[start]
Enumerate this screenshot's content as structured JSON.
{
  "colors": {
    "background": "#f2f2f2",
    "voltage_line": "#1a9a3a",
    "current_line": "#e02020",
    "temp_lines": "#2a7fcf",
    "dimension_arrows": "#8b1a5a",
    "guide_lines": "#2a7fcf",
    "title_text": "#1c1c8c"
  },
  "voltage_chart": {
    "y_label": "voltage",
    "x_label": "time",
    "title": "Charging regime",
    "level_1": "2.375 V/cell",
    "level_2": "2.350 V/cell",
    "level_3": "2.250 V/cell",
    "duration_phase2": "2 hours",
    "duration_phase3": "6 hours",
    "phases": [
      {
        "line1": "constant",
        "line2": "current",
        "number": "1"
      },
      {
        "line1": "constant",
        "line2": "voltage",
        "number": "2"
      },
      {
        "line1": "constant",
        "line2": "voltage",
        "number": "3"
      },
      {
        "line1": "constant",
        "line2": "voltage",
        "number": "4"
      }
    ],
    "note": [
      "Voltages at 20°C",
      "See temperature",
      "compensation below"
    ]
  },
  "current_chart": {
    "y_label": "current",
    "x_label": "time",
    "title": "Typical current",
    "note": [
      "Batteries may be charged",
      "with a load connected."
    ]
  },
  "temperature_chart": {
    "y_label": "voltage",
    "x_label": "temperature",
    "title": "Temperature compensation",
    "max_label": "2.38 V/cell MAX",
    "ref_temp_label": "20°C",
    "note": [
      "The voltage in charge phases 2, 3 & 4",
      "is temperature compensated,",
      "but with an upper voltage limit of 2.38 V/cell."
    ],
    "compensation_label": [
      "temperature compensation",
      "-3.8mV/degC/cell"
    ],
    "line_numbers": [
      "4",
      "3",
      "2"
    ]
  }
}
[end]
[start]
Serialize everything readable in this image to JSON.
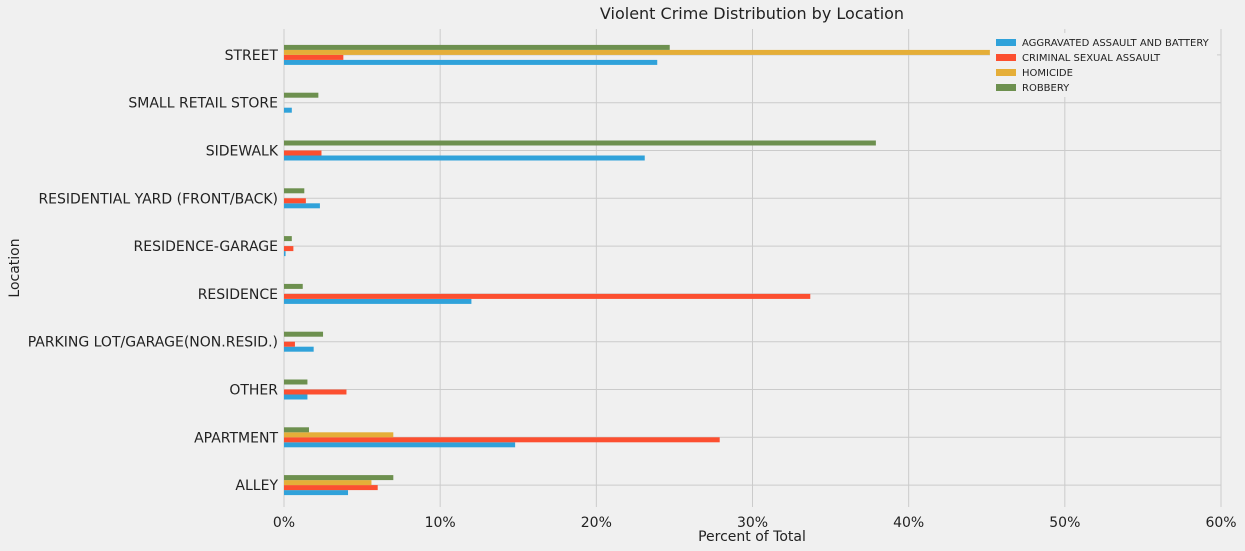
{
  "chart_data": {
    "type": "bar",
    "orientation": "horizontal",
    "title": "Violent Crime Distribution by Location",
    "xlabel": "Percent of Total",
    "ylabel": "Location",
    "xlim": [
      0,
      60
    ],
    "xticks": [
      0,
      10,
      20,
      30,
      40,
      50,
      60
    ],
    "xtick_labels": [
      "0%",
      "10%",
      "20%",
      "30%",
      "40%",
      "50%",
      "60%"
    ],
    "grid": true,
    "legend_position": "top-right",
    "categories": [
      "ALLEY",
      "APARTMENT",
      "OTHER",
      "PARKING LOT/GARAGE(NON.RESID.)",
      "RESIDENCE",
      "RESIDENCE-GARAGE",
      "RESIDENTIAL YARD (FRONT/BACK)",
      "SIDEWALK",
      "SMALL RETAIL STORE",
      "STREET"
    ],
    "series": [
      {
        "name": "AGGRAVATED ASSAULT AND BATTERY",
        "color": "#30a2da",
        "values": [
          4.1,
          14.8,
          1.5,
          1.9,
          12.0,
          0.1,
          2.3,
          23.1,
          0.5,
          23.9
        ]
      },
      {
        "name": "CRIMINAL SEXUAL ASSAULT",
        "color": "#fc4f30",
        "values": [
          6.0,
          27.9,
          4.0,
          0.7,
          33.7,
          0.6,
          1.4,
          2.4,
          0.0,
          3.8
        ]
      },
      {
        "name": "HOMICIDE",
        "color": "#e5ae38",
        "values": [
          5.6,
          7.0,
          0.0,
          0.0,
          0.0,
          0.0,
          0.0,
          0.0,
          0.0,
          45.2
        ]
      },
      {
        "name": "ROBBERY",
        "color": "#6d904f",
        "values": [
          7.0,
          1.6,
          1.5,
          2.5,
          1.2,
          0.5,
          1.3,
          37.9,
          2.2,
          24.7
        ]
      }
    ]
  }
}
[end]
[start]
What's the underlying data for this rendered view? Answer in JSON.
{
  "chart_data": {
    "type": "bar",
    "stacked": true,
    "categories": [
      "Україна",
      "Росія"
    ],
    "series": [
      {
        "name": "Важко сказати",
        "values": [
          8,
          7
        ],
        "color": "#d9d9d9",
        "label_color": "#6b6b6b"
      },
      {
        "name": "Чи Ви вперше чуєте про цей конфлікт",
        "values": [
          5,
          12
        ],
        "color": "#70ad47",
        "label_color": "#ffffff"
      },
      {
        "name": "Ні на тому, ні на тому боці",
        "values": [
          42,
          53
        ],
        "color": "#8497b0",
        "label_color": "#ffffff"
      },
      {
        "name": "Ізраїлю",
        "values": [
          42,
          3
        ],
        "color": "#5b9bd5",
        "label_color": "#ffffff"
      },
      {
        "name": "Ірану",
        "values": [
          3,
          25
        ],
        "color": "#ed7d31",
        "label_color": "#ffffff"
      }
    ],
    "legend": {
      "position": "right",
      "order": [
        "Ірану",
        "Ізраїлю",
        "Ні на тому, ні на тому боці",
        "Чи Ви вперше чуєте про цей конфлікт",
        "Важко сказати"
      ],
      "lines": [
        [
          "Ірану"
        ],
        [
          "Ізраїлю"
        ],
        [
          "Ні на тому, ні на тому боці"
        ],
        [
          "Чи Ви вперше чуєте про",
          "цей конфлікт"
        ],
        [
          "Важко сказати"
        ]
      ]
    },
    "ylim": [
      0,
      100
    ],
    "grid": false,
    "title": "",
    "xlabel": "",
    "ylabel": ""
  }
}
[end]
→ Exercise:
In the entries above, find each line with the string "GARAGE" and copy it.

→ Answer for this exercise:
      "PARKING LOT/GARAGE(NON.RESID.)",
      "RESIDENCE-GARAGE",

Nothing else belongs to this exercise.